» **Information provided**:
* Begin *

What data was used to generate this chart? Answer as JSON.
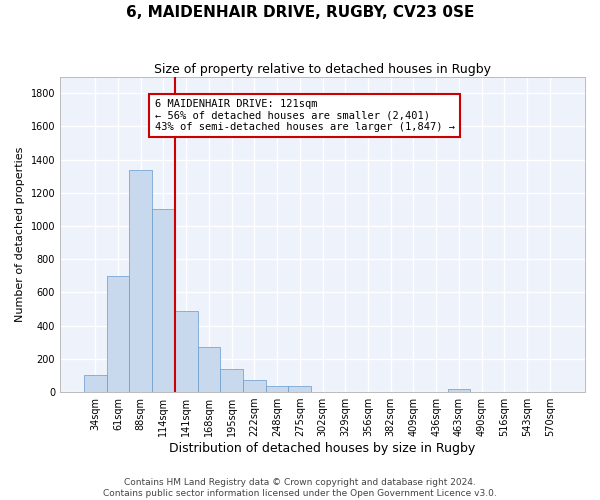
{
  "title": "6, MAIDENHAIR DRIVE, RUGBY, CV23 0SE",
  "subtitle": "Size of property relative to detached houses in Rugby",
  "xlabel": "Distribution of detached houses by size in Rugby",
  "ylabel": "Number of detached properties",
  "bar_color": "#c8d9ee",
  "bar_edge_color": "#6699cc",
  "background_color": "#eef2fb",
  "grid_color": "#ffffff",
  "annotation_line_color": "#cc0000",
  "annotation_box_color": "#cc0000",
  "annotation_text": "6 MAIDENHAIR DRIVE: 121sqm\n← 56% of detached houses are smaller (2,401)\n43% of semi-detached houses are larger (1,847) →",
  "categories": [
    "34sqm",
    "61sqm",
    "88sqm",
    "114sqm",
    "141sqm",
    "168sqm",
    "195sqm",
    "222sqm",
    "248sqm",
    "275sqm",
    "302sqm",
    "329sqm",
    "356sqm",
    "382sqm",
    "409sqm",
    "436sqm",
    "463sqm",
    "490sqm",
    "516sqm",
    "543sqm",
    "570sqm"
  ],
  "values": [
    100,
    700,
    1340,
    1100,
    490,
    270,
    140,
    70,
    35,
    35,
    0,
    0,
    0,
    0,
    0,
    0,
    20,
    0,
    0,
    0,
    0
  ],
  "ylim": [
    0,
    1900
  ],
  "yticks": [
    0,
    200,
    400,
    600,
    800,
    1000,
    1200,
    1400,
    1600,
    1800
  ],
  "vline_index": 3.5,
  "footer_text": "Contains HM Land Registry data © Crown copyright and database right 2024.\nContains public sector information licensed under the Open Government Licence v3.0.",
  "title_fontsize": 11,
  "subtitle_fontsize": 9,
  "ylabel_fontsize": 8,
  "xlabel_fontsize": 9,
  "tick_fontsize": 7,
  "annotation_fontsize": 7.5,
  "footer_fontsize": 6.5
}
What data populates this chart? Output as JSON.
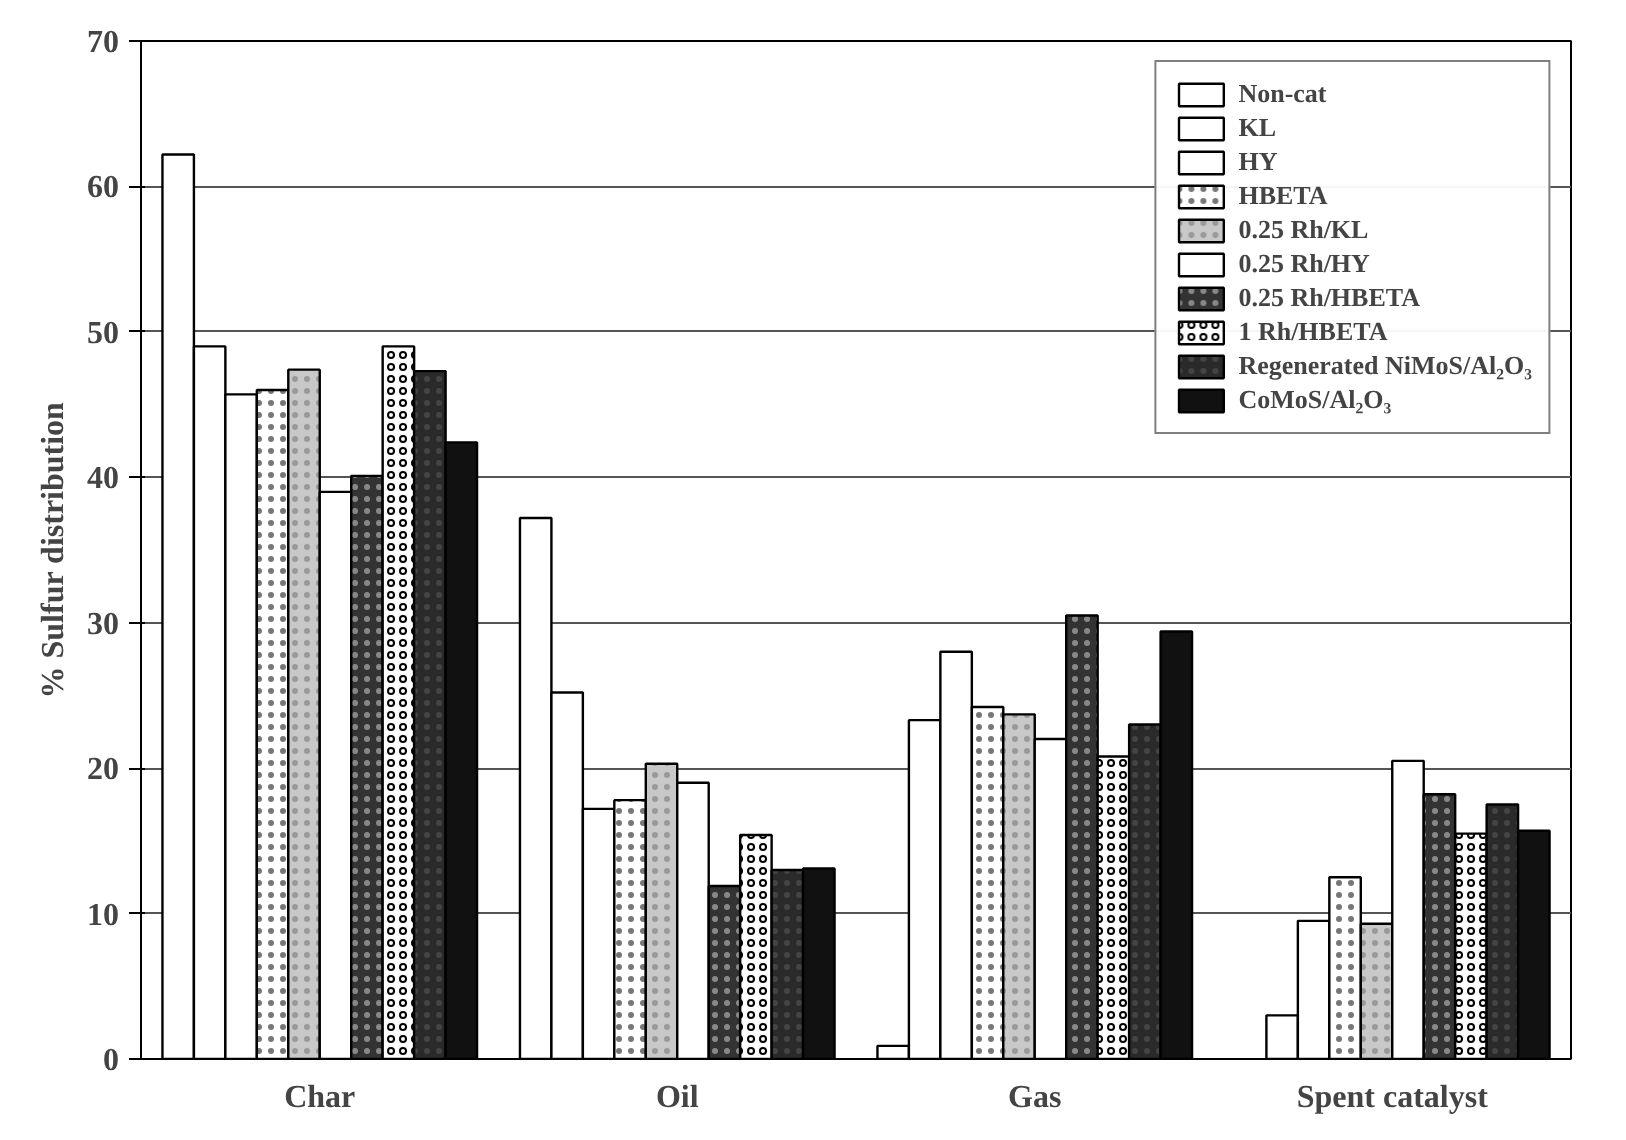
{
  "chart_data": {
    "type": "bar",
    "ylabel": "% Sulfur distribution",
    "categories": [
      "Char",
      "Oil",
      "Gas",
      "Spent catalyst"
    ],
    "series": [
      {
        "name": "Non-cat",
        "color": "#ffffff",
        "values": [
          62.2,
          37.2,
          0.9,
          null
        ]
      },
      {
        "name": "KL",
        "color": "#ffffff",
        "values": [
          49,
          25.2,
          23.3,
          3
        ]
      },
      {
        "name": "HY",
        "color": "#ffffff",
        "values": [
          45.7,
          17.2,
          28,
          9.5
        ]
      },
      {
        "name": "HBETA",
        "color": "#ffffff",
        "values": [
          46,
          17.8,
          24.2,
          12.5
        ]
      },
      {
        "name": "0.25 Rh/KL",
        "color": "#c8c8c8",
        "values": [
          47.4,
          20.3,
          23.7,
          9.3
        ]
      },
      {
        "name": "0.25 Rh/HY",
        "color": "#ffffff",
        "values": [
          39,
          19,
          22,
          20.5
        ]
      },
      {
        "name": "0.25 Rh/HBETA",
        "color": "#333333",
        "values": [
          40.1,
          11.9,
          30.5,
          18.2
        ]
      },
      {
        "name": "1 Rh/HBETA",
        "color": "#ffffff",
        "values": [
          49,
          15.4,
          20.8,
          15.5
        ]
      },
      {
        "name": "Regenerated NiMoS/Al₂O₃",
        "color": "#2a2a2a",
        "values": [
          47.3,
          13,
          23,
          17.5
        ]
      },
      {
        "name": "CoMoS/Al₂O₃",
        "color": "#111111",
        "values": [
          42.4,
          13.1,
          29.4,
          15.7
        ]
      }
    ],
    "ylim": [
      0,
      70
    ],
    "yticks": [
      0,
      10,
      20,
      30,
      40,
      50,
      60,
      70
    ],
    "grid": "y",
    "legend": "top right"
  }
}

* End *

» **Short exercise**:
Scan the material and collect every line that contains "DRIVE".

» **Solution to the exercise**:
  "title": "6, MAIDENHAIR DRIVE, RUGBY, CV23 0SE",
  "annotation_text": "6 MAIDENHAIR DRIVE: 121sqm\n← 56% of detached houses are smaller (2,401)\n43% of semi-detached houses are larger (1,847) →",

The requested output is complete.